In the data that follows, count every line holding the string "colors" and give the count alone.

---------- Records for the task ----------

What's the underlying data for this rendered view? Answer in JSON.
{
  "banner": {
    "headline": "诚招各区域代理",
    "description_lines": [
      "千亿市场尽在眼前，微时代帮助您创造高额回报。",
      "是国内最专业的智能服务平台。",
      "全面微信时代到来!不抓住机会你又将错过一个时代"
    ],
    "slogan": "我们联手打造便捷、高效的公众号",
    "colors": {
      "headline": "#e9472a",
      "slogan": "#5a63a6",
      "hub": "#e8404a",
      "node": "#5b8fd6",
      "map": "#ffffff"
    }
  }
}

----------
---------- Records for the task ----------

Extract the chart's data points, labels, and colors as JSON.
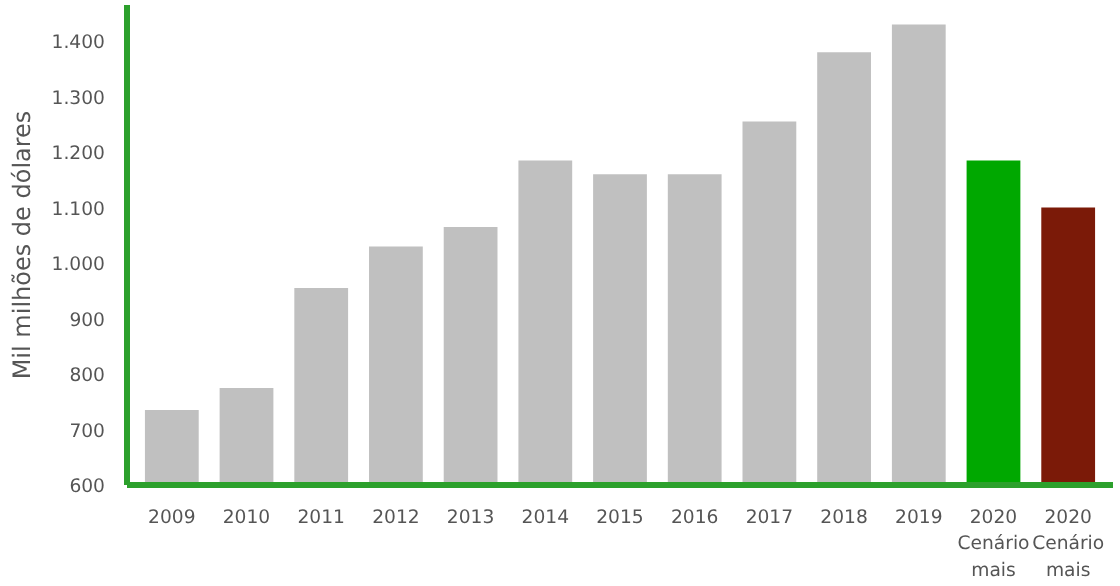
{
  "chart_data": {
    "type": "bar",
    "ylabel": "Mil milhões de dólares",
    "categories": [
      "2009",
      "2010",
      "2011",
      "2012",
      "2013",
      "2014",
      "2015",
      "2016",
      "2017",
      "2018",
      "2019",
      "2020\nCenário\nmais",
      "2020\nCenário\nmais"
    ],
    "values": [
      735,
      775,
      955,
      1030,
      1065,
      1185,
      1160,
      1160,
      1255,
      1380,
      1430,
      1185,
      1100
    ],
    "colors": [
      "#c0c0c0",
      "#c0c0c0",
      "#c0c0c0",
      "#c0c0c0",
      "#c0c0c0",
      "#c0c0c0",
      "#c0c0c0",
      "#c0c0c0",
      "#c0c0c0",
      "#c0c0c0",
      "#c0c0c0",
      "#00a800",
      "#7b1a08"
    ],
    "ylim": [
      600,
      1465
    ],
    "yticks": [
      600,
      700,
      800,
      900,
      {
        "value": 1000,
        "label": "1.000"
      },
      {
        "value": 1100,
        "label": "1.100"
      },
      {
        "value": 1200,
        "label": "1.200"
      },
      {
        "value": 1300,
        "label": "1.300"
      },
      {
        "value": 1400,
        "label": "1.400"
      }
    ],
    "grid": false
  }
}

----------
---------- Records for the task ----------

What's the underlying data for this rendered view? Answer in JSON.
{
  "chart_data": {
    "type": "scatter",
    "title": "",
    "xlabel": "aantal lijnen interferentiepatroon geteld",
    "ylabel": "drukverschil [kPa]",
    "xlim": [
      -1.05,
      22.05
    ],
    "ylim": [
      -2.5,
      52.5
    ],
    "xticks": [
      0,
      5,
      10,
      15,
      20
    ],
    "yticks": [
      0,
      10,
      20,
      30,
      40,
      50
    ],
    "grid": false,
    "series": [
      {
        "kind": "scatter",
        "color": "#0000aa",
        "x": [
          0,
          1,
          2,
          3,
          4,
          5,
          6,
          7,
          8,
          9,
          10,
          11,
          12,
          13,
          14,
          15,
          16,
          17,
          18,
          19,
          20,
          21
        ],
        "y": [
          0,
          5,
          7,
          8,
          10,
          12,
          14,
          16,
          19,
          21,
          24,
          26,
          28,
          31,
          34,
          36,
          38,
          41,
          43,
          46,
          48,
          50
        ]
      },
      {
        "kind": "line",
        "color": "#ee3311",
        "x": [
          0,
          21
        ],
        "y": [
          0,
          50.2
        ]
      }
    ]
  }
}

----------

Response to this task. 3